» Written instruction: Copy every line of the data in which the word "desktop" occurs.

======== Records for this exercise

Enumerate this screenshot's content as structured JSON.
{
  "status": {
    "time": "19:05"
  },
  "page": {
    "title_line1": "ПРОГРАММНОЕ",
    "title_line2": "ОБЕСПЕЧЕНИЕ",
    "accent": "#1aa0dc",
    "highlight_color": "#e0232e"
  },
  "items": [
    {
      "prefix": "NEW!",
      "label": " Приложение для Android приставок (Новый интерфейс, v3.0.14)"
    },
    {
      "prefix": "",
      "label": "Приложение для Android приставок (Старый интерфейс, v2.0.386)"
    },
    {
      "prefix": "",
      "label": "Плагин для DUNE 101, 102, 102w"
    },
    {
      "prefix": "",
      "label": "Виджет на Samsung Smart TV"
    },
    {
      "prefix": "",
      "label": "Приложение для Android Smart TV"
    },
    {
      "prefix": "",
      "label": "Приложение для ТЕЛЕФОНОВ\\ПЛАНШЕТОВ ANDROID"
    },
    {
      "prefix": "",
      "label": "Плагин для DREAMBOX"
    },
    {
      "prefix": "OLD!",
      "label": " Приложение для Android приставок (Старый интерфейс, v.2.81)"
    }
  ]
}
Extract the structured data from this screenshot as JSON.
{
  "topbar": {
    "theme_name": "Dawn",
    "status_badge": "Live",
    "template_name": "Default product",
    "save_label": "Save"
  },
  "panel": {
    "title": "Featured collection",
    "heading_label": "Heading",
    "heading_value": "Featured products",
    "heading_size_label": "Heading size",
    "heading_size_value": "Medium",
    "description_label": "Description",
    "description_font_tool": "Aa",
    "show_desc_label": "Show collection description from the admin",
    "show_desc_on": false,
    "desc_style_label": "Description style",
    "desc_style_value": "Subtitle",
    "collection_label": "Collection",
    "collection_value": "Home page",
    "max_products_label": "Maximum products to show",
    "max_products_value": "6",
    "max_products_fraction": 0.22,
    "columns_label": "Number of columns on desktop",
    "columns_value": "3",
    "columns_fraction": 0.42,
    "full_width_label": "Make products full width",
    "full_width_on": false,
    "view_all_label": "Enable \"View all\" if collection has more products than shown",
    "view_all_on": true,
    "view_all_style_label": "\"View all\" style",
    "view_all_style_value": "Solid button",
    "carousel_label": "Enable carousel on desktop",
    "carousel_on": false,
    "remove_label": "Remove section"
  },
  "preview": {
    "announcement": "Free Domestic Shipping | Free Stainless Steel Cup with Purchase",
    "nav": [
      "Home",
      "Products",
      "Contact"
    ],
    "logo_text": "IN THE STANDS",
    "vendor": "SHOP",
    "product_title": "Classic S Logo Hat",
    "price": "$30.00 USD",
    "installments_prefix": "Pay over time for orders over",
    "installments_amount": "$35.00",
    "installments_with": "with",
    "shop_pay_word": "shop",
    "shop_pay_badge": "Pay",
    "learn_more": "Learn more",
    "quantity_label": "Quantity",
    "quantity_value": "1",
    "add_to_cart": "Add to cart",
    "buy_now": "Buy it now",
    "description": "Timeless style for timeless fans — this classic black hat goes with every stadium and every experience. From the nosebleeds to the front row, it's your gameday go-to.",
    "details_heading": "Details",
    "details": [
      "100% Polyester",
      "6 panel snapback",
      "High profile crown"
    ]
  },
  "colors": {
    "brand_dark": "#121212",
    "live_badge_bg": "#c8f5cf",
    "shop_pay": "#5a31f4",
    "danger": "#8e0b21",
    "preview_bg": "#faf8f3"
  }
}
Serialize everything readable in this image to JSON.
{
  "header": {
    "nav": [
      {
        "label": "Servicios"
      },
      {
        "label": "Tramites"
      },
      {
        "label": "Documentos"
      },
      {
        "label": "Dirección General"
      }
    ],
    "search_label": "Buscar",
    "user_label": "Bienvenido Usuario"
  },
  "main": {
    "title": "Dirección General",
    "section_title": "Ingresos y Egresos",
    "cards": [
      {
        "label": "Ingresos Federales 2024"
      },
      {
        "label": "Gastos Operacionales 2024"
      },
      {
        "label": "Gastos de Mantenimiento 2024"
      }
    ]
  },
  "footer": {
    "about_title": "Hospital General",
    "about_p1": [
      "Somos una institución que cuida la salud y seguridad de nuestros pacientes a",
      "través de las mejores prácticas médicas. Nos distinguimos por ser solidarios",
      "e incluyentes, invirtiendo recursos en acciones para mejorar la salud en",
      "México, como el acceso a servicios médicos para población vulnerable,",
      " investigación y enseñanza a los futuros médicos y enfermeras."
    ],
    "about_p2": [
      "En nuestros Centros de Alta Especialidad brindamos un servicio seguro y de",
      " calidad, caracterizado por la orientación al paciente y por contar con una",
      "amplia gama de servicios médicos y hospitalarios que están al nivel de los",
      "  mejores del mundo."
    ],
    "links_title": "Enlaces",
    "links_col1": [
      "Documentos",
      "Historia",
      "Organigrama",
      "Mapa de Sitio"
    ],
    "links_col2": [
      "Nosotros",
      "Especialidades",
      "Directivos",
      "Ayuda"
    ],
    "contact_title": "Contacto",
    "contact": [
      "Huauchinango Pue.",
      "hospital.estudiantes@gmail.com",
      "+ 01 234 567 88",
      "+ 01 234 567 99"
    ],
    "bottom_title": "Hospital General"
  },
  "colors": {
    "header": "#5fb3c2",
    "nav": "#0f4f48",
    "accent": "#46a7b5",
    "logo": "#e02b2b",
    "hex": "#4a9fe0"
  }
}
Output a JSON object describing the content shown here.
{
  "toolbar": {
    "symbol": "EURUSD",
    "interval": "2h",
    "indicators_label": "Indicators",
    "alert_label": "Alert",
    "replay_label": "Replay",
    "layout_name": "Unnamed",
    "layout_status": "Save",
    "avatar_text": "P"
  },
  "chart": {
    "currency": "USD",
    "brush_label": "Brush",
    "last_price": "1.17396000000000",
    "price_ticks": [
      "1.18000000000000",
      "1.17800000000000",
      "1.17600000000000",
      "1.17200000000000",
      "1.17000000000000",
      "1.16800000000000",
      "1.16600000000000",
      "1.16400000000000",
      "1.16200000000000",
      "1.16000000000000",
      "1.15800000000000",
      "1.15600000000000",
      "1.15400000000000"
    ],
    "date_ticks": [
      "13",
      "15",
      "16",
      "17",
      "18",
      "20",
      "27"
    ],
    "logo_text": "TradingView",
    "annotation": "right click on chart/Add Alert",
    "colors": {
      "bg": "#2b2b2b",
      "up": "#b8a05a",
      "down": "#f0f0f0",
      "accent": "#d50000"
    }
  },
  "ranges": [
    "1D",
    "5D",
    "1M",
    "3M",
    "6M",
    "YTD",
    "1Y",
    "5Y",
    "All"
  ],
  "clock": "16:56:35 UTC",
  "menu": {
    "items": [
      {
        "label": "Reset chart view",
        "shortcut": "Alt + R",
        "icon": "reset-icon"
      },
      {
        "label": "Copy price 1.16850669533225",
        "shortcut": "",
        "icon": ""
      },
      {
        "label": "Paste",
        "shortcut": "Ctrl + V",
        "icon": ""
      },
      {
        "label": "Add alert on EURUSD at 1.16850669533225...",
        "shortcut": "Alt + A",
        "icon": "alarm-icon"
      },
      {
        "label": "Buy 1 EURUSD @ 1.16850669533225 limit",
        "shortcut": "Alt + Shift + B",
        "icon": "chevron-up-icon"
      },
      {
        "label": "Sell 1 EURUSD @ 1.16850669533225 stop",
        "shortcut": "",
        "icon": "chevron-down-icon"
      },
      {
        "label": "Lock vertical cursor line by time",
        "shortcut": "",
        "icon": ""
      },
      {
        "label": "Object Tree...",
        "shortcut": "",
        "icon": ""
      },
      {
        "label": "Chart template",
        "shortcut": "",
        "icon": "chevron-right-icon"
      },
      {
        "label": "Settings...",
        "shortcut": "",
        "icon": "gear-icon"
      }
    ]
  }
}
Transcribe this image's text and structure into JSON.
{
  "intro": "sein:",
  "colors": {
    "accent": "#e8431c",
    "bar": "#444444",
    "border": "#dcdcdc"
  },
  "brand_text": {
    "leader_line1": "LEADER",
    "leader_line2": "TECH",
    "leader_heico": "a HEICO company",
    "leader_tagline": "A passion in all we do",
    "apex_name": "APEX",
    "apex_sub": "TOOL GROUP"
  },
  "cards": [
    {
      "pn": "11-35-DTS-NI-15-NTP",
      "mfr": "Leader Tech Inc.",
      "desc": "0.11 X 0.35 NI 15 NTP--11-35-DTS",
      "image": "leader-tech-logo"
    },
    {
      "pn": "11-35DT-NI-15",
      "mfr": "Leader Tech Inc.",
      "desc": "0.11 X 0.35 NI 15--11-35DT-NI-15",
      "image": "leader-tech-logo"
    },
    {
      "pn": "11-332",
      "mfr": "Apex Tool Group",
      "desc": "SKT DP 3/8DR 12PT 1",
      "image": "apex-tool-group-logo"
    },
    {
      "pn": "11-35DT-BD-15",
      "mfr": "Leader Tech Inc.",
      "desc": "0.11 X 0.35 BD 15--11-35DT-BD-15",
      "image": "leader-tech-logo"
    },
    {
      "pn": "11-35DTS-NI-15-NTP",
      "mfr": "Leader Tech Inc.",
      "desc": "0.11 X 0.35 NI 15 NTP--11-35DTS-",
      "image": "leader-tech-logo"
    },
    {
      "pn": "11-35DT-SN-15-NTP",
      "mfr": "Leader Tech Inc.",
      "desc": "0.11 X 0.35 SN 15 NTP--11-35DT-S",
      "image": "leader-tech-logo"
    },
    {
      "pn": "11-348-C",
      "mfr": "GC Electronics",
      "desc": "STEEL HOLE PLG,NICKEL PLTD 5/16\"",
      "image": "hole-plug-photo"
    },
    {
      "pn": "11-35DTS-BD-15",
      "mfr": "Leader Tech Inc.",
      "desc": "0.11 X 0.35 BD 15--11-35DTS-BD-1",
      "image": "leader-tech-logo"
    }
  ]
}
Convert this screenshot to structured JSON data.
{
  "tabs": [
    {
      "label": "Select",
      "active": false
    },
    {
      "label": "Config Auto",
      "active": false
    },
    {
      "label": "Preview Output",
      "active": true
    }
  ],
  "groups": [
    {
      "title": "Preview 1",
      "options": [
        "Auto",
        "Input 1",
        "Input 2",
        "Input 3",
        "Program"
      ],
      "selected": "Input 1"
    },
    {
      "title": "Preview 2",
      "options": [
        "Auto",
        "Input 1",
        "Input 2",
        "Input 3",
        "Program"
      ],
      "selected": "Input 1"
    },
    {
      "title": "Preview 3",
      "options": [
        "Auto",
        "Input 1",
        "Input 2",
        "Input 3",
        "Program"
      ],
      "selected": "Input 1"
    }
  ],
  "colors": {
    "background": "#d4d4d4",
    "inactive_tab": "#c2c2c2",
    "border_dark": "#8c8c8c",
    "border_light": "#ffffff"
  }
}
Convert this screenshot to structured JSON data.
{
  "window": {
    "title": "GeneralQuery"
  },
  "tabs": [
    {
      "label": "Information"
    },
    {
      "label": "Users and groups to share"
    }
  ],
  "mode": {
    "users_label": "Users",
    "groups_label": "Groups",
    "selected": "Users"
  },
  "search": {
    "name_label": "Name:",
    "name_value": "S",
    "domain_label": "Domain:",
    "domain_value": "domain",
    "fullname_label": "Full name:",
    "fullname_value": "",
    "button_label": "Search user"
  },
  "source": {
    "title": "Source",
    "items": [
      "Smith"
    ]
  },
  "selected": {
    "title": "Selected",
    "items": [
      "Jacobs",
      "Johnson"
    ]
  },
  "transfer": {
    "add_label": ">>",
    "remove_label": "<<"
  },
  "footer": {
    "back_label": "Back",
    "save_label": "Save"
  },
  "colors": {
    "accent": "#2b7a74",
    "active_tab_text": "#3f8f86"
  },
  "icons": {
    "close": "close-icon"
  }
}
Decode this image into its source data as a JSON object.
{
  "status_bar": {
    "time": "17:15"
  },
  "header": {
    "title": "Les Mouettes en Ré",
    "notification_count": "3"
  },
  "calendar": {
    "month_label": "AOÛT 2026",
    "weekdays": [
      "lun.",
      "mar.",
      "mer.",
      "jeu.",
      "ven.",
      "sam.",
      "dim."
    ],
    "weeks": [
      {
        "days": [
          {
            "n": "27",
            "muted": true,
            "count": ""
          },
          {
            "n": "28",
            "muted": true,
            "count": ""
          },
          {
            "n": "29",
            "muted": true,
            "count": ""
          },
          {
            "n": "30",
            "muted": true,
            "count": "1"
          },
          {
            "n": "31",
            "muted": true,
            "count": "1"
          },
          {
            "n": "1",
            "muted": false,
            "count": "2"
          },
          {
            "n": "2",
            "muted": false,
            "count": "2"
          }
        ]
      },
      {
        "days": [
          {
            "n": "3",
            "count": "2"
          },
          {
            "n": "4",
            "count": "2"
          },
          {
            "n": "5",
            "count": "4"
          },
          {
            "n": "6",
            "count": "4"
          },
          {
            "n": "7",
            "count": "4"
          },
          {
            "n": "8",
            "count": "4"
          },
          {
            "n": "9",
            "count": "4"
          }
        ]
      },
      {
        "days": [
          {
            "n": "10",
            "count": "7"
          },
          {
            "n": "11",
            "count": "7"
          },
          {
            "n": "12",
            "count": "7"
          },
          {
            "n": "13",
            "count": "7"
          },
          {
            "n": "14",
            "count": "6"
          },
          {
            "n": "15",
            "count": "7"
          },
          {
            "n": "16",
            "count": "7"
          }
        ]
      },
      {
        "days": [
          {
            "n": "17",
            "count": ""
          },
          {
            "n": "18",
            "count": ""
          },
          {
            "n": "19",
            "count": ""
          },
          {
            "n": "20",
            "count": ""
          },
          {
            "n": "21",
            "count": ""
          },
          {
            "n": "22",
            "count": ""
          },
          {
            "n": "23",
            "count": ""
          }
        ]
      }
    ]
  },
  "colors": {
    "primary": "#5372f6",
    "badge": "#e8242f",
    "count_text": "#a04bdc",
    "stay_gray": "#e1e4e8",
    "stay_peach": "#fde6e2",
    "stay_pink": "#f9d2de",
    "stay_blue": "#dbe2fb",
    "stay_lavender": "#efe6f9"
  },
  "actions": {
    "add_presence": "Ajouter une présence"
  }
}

================

» Exercise output:
    "columns_label": "Number of columns on desktop",
    "carousel_label": "Enable carousel on desktop",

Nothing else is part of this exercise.